→ **TASK PROMPT**
Keep only the rows below that contain the string "clock", matching case, and copy each of them in full.

************

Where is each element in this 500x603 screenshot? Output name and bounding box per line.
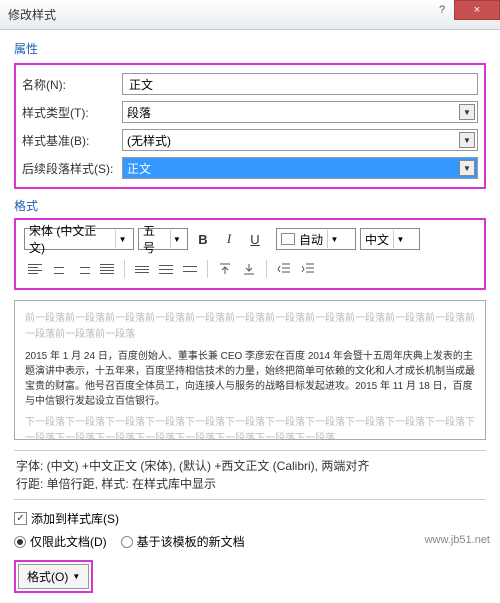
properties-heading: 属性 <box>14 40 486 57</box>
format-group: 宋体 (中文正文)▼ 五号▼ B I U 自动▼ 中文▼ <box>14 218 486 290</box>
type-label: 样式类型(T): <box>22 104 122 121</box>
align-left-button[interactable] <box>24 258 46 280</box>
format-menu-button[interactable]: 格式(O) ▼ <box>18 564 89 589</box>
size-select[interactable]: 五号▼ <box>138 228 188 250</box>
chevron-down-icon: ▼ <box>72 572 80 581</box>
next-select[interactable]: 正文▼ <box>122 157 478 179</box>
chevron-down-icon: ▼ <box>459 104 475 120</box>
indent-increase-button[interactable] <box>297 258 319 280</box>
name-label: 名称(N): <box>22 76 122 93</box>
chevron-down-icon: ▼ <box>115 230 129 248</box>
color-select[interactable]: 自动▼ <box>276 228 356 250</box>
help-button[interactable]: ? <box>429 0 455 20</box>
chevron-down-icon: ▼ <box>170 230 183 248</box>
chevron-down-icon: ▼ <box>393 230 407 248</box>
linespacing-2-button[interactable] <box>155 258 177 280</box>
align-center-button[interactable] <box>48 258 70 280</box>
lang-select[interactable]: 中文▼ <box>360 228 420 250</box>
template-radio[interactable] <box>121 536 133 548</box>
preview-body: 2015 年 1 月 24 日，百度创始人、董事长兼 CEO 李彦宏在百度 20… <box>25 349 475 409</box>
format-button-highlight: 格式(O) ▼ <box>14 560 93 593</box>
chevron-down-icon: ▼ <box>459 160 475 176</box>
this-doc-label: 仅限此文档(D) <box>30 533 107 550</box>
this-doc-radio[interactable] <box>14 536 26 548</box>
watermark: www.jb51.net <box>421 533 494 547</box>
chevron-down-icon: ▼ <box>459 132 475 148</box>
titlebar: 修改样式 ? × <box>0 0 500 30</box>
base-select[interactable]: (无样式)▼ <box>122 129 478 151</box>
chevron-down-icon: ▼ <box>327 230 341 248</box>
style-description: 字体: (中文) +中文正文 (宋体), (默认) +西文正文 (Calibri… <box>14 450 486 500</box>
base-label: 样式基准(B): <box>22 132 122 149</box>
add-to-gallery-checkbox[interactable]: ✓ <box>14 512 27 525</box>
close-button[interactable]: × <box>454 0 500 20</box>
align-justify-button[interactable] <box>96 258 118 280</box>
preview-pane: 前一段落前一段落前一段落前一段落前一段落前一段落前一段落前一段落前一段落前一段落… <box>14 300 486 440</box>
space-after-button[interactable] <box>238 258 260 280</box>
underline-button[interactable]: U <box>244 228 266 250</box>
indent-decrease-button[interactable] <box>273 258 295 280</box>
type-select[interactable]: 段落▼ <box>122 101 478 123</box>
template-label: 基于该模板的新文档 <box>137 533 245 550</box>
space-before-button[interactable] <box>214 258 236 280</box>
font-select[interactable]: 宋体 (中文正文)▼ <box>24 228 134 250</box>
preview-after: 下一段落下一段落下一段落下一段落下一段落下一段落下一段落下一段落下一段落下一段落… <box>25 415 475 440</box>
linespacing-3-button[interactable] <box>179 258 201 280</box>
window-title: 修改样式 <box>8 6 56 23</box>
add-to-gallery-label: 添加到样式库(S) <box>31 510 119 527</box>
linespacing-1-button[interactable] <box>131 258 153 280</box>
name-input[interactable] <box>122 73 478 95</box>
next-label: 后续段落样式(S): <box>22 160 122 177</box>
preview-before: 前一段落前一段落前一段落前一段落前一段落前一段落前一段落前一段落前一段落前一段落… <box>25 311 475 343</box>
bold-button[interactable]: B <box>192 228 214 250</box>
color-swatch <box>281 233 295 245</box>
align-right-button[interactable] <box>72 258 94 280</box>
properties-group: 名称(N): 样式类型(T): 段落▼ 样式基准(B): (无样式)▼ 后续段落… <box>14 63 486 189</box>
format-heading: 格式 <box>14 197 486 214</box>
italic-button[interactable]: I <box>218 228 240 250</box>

************

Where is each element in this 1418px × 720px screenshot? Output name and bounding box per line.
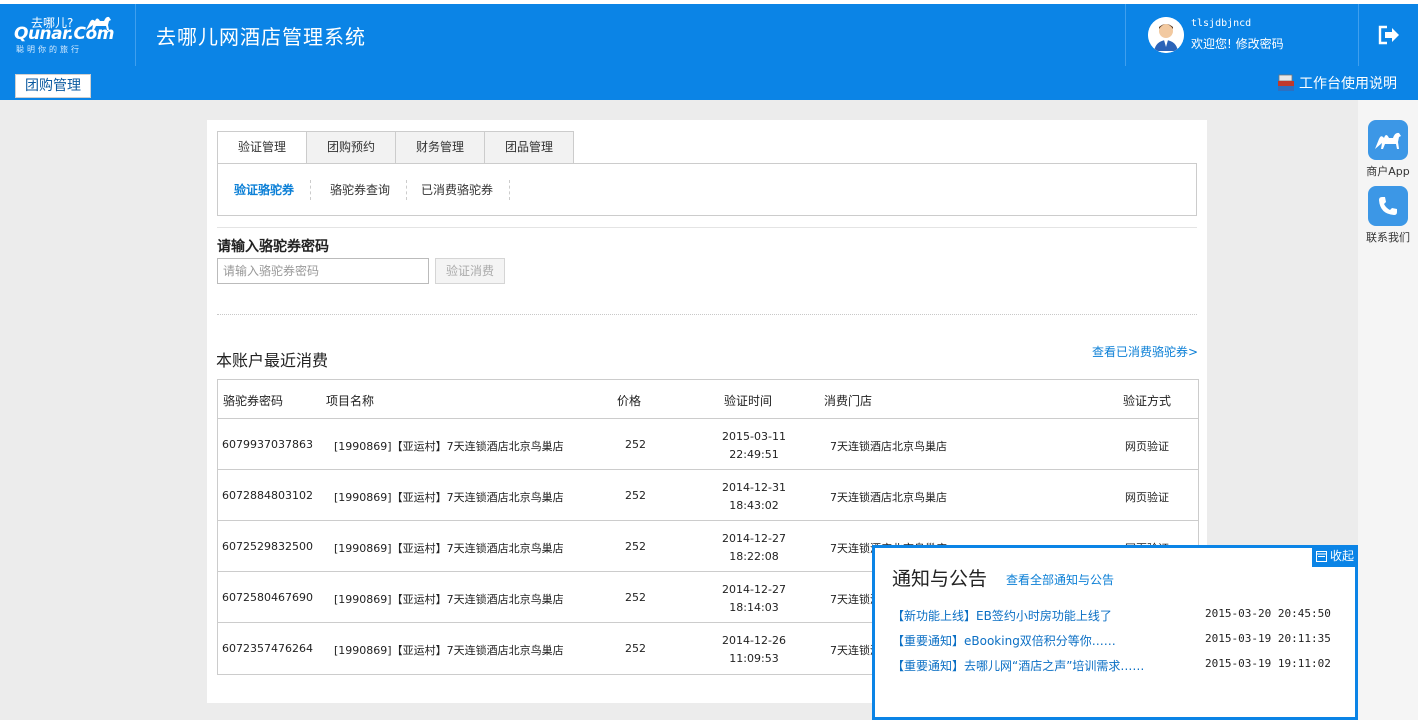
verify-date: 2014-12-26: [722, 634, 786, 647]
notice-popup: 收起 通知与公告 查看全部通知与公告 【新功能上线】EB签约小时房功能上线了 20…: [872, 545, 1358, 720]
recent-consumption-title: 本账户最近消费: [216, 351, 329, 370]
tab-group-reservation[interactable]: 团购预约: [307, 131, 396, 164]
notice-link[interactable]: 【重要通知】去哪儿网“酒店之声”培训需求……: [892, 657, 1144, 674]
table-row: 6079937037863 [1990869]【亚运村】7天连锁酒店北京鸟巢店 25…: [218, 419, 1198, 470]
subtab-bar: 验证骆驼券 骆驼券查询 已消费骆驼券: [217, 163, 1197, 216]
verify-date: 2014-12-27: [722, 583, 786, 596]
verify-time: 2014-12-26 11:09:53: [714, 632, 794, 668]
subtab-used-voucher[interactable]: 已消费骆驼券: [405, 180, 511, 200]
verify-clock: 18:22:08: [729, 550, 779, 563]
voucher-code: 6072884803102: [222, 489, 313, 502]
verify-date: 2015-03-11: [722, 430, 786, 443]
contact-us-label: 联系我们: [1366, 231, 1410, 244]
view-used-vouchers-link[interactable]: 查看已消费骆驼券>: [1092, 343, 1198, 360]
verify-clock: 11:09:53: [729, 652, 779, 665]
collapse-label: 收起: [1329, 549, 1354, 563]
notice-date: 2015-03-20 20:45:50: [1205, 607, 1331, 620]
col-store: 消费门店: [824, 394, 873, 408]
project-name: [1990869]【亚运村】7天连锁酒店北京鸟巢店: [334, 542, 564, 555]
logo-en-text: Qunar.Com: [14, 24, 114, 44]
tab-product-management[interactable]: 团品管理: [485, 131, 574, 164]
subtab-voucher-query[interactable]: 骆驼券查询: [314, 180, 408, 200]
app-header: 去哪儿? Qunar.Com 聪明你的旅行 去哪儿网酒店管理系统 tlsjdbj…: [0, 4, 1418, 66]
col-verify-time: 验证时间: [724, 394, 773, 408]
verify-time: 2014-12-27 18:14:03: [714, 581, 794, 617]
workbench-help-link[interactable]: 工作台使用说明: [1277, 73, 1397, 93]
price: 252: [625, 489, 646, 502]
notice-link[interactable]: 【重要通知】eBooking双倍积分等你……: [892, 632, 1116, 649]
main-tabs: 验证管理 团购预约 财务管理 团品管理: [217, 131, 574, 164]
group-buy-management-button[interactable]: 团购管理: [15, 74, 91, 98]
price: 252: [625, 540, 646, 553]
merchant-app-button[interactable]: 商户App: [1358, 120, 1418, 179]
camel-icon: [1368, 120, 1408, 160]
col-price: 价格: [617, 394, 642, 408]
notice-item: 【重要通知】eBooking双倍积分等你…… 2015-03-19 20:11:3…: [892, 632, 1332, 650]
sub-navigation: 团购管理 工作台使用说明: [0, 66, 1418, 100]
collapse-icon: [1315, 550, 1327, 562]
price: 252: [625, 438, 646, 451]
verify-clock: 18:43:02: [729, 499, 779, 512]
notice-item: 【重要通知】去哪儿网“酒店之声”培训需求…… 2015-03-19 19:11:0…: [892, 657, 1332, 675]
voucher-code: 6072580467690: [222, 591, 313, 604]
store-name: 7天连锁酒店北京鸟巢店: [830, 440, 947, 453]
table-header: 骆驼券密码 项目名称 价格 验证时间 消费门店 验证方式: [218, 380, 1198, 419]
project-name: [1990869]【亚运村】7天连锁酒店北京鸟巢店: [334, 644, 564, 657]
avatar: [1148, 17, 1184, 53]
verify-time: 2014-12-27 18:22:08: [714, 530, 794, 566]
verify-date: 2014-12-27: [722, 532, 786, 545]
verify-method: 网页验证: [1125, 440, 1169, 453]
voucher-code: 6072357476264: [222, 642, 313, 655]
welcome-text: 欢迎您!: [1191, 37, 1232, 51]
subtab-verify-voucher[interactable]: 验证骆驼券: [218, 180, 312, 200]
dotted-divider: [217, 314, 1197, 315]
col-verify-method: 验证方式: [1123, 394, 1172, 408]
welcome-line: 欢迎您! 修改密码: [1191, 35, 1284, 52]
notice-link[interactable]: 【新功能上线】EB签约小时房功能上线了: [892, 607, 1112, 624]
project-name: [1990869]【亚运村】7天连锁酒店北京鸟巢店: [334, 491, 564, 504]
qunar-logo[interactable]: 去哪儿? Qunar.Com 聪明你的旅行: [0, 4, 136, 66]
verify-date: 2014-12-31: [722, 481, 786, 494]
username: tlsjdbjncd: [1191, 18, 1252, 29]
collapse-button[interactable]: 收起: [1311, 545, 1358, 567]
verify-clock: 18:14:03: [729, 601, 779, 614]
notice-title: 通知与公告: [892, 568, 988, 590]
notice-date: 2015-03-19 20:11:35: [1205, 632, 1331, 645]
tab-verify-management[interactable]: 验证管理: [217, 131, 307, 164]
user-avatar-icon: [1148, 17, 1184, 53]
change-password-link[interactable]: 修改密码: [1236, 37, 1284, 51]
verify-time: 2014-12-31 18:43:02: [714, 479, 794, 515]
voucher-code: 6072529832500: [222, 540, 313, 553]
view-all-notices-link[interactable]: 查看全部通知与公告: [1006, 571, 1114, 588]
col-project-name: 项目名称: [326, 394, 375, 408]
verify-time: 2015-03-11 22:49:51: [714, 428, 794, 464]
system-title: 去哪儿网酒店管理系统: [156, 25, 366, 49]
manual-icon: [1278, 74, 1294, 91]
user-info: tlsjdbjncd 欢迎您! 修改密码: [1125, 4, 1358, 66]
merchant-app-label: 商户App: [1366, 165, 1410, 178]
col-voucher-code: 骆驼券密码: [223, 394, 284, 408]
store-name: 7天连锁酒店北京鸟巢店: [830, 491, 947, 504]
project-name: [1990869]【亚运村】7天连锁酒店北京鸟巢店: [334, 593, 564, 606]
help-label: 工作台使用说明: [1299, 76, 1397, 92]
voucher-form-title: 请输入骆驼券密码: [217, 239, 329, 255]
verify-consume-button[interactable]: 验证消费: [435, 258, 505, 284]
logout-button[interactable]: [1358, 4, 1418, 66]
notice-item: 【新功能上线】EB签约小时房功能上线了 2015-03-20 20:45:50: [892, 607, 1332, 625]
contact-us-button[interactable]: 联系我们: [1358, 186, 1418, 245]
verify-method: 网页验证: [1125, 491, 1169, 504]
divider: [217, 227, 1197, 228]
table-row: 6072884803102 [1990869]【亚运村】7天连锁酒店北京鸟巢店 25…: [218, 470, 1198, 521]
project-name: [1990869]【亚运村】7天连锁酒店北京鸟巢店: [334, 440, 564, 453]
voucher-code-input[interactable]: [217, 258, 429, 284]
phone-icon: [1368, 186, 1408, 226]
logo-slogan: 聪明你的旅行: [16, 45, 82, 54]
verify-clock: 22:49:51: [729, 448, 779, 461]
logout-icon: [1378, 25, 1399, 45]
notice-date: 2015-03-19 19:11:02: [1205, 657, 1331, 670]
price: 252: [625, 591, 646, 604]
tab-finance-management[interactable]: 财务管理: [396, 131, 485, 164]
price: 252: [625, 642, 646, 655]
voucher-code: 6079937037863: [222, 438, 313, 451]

************

→ **TASK OUTPUT**
verify-clock: 18:22:08: [729, 550, 779, 563]
verify-clock: 11:09:53: [729, 652, 779, 665]
verify-clock: 18:43:02: [729, 499, 779, 512]
verify-clock: 18:14:03: [729, 601, 779, 614]
verify-clock: 22:49:51: [729, 448, 779, 461]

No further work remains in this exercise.